_OBJECTIVE:_
Can you retype every record below exactly as written?

===== INFORMATION PROVIDED

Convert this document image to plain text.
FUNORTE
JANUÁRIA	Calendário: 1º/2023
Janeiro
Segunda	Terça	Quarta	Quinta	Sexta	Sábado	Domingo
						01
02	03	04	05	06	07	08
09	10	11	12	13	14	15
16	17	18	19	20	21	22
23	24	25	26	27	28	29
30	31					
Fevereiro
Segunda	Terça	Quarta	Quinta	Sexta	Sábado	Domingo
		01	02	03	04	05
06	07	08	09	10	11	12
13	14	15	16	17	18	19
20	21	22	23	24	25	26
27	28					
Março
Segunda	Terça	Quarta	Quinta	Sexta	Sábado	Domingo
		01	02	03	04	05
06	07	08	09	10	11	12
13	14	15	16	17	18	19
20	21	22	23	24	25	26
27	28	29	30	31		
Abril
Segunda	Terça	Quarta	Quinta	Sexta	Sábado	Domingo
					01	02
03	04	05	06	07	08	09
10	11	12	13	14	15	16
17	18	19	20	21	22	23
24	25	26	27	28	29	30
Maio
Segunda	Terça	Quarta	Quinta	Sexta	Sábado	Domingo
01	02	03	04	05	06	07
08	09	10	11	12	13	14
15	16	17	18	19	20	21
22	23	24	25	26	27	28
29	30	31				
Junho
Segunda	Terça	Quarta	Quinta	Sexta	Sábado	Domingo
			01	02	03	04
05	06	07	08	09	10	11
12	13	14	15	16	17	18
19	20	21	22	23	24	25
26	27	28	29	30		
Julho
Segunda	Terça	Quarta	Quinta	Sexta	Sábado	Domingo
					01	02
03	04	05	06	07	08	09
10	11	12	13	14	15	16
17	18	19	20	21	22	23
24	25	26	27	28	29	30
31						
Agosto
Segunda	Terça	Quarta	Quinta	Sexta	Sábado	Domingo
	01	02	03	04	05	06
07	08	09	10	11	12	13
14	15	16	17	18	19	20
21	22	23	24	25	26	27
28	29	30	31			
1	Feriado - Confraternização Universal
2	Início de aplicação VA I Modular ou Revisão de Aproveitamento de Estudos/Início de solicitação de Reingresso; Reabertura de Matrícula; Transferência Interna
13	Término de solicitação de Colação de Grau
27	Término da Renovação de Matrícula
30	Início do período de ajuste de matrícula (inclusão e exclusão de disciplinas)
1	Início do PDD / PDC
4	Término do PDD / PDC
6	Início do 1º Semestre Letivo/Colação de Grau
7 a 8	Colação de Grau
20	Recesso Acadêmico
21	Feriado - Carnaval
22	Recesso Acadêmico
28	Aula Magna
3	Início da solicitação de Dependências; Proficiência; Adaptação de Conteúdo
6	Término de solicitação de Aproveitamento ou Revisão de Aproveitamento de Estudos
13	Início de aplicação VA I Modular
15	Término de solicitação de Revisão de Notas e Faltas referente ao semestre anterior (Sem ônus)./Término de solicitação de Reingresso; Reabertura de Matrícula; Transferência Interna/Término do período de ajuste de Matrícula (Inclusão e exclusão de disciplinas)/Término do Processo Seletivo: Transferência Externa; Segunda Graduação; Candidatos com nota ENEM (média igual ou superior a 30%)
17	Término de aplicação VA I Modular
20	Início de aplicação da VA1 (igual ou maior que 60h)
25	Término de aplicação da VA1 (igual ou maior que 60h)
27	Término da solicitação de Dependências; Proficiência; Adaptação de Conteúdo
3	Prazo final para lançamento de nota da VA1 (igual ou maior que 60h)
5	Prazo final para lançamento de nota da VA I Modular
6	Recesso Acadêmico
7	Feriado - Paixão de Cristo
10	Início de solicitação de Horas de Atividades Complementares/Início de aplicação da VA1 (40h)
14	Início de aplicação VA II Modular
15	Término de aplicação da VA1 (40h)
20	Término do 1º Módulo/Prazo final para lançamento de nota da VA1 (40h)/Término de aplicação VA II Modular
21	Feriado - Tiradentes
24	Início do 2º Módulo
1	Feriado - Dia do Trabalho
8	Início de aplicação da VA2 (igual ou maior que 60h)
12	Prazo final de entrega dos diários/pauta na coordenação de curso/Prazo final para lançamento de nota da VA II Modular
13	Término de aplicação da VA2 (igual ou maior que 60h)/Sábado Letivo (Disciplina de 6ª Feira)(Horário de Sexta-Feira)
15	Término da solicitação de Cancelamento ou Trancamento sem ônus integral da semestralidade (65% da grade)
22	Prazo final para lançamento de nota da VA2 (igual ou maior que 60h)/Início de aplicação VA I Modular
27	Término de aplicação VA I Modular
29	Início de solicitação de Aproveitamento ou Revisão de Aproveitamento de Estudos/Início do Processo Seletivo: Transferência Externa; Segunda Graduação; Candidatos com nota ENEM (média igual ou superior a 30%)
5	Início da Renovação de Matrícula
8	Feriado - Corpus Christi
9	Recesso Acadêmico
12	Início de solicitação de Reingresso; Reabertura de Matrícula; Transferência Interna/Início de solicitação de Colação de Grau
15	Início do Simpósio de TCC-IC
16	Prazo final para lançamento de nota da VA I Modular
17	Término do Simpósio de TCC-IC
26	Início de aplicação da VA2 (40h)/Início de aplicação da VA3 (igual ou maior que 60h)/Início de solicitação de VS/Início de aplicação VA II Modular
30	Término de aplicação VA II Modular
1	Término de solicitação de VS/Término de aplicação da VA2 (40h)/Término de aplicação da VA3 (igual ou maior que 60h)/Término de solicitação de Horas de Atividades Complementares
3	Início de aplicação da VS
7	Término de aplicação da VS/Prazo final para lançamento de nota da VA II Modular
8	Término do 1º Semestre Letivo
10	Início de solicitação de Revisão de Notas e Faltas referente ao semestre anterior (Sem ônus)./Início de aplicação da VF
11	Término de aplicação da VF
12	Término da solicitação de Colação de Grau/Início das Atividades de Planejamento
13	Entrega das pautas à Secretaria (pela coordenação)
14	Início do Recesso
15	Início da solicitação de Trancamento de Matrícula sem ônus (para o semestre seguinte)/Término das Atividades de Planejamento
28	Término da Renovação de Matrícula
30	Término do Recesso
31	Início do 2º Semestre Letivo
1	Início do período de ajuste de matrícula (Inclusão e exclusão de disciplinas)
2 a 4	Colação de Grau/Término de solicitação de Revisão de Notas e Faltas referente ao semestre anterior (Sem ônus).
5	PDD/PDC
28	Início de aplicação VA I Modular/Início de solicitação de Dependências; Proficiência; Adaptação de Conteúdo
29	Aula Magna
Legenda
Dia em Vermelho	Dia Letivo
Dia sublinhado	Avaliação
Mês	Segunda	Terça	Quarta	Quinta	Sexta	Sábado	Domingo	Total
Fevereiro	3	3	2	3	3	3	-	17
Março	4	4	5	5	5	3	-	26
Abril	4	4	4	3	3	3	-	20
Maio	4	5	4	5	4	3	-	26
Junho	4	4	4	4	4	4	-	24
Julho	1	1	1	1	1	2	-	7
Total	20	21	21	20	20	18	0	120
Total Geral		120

==========

_EXERCISE SOLUTION:_
Convert this document image to plain text.
FUNORTE
JANUÁRIA	Calendário: 1º/2023
Janeiro
Segunda	Terça	Quarta	Quinta	Sexta	Sábado	Domingo
						01
02	03	04	05	06	07	08
09	10	11	12	13	14	15
16	17	18	19	20	21	22
23	24	25	26	27	28	29
30	31					
Fevereiro
Segunda	Terça	Quarta	Quinta	Sexta	Sábado	Domingo
		01	02	03	04	05
06	07	08	09	10	11	12
13	14	15	16	17	18	19
20	21	22	23	24	25	26
27	28					
Março
Segunda	Terça	Quarta	Quinta	Sexta	Sábado	Domingo
		01	02	03	04	05
06	07	08	09	10	11	12
13	14	15	16	17	18	19
20	21	22	23	24	25	26
27	28	29	30	31		
Abril
Segunda	Terça	Quarta	Quinta	Sexta	Sábado	Domingo
					01	02
03	04	05	06	07	08	09
10	11	12	13	14	15	16
17	18	19	20	21	22	23
24	25	26	27	28	29	30
Maio
Segunda	Terça	Quarta	Quinta	Sexta	Sábado	Domingo
01	02	03	04	05	06	07
08	09	10	11	12	13	14
15	16	17	18	19	20	21
22	23	24	25	26	27	28
29	30	31				
Junho
Segunda	Terça	Quarta	Quinta	Sexta	Sábado	Domingo
			01	02	03	04
05	06	07	08	09	10	11
12	13	14	15	16	17	18
19	20	21	22	23	24	25
26	27	28	29	30		
Julho
Segunda	Terça	Quarta	Quinta	Sexta	Sábado	Domingo
					01	02
03	04	05	06	07	08	09
10	11	12	13	14	15	16
17	18	19	20	21	22	23
24	25	26	27	28	29	30
31						
Agosto
Segunda	Terça	Quarta	Quinta	Sexta	Sábado	Domingo
	01	02	03	04	05	06
07	08	09	10	11	12	13
14	15	16	17	18	19	20
21	22	23	24	25	26	27
28	29	30	31			
1	Feriado - Confraternização Universal
2	Início de aplicação VA I Modular ou Revisão de Aproveitamento de Estudos/Início de solicitação de Reingresso; Reabertura de Matrícula; Transferência Interna
13	Término de solicitação de Colação de Grau
27	Término da Renovação de Matrícula
30	Início do período de ajuste de matrícula (inclusão e exclusão de disciplinas)
1	Início do PDD / PDC
4	Término do PDD / PDC
6	Início do 1º Semestre Letivo/Colação de Grau
7 a 8	Colação de Grau
20	Recesso Acadêmico
21	Feriado - Carnaval
22	Recesso Acadêmico
28	Aula Magna
3	Início da solicitação de Dependências; Proficiência; Adaptação de Conteúdo
6	Término de solicitação de Aproveitamento ou Revisão de Aproveitamento de Estudos
13	Início de aplicação VA I Modular
15	Término de solicitação de Revisão de Notas e Faltas referente ao semestre anterior (Sem ônus)./Término de solicitação de Reingresso; Reabertura de Matrícula; Transferência Interna/Término do período de ajuste de Matrícula (Inclusão e exclusão de disciplinas)/Término do Processo Seletivo: Transferência Externa; Segunda Graduação; Candidatos com nota ENEM (média igual ou superior a 30%)
17	Término de aplicação VA I Modular
20	Início de aplicação da VA1 (igual ou maior que 60h)
25	Término de aplicação da VA1 (igual ou maior que 60h)
27	Término da solicitação de Dependências; Proficiência; Adaptação de Conteúdo
3	Prazo final para lançamento de nota da VA1 (igual ou maior que 60h)
5	Prazo final para lançamento de nota da VA I Modular
6	Recesso Acadêmico
7	Feriado - Paixão de Cristo
10	Início de solicitação de Horas de Atividades Complementares/Início de aplicação da VA1 (40h)
14	Início de aplicação VA II Modular
15	Término de aplicação da VA1 (40h)
20	Término do 1º Módulo/Prazo final para lançamento de nota da VA1 (40h)/Término de aplicação VA II Modular
21	Feriado - Tiradentes
24	Início do 2º Módulo
1	Feriado - Dia do Trabalho
8	Início de aplicação da VA2 (igual ou maior que 60h)
12	Prazo final de entrega dos diários/pauta na coordenação de curso/Prazo final para lançamento de nota da VA II Modular
13	Término de aplicação da VA2 (igual ou maior que 60h)/Sábado Letivo (Disciplina de 6ª Feira)(Horário de Sexta-Feira)
15	Término da solicitação de Cancelamento ou Trancamento sem ônus integral da semestralidade (65% da grade)
22	Prazo final para lançamento de nota da VA2 (igual ou maior que 60h)/Início de aplicação VA I Modular
27	Término de aplicação VA I Modular
29	Início de solicitação de Aproveitamento ou Revisão de Aproveitamento de Estudos/Início do Processo Seletivo: Transferência Externa; Segunda Graduação; Candidatos com nota ENEM (média igual ou superior a 30%)
5	Início da Renovação de Matrícula
8	Feriado - Corpus Christi
9	Recesso Acadêmico
12	Início de solicitação de Reingresso; Reabertura de Matrícula; Transferência Interna/Início de solicitação de Colação de Grau
15	Início do Simpósio de TCC-IC
16	Prazo final para lançamento de nota da VA I Modular
17	Término do Simpósio de TCC-IC
26	Início de aplicação da VA2 (40h)/Início de aplicação da VA3 (igual ou maior que 60h)/Início de solicitação de VS/Início de aplicação VA II Modular
30	Término de aplicação VA II Modular
1	Término de solicitação de VS/Término de aplicação da VA2 (40h)/Término de aplicação da VA3 (igual ou maior que 60h)/Término de solicitação de Horas de Atividades Complementares
3	Início de aplicação da VS
7	Término de aplicação da VS/Prazo final para lançamento de nota da VA II Modular
8	Término do 1º Semestre Letivo
10	Início de solicitação de Revisão de Notas e Faltas referente ao semestre anterior (Sem ônus)./Início de aplicação da VF
11	Término de aplicação da VF
12	Término da solicitação de Colação de Grau/Início das Atividades de Planejamento
13	Entrega das pautas à Secretaria (pela coordenação)
14	Início do Recesso
15	Início da solicitação de Trancamento de Matrícula sem ônus (para o semestre seguinte)/Término das Atividades de Planejamento
28	Término da Renovação de Matrícula
30	Término do Recesso
31	Início do 2º Semestre Letivo
1	Início do período de ajuste de matrícula (Inclusão e exclusão de disciplinas)
2 a 4	Colação de Grau/Término de solicitação de Revisão de Notas e Faltas referente ao semestre anterior (Sem ônus).
5	PDD/PDC
28	Início de aplicação VA I Modular/Início de solicitação de Dependências; Proficiência; Adaptação de Conteúdo
29	Aula Magna
Legenda
Dia em Vermelho	Dia Letivo
Dia sublinhado	Avaliação
Mês	Segunda	Terça	Quarta	Quinta	Sexta	Sábado	Domingo	Total
Fevereiro	3	3	2	3	3	3	-	17
Março	4	4	5	5	5	3	-	26
Abril	4	4	4	3	3	3	-	20
Maio	4	5	4	5	4	3	-	26
Junho	4	4	4	4	4	4	-	24
Julho	1	1	1	1	1	2	-	7
Total	20	21	21	20	20	18	0	120
Total Geral		120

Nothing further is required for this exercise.